Directions for this task: Report every line below that carries the word "days".

START Data for this exercise

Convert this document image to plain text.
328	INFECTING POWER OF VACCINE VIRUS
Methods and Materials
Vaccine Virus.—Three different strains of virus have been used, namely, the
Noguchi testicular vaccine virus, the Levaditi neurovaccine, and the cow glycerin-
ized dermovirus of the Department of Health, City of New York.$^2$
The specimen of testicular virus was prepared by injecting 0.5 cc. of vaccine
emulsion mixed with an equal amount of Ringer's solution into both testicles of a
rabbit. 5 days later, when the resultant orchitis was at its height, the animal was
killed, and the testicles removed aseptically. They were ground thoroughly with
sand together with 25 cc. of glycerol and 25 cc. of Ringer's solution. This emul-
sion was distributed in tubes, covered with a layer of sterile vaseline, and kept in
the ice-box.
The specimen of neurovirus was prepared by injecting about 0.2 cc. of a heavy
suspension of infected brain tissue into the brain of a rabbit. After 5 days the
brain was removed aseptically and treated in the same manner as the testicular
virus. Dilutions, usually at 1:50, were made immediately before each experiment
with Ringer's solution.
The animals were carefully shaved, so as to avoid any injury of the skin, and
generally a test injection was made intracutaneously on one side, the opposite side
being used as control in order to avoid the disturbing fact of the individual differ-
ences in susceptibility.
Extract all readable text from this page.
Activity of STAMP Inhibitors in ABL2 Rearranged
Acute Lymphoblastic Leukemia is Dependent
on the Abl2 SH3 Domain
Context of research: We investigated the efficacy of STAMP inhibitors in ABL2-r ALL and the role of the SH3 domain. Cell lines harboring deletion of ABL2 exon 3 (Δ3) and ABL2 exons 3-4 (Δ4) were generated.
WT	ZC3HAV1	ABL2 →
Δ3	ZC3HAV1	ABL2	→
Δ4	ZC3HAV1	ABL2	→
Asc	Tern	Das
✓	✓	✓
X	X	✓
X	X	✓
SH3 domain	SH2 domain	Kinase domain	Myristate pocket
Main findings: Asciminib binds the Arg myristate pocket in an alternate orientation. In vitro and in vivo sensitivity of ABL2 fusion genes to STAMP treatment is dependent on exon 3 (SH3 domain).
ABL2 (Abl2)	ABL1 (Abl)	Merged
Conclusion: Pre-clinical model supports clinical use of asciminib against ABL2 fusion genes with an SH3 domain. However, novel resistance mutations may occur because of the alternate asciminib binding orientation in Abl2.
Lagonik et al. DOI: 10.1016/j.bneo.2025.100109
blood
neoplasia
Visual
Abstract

END Data for this exercise

Solution below:
rabbit. 5 days later, when the resultant orchitis was at its height, the animal was
suspension of infected brain tissue into the brain of a rabbit. After 5 days the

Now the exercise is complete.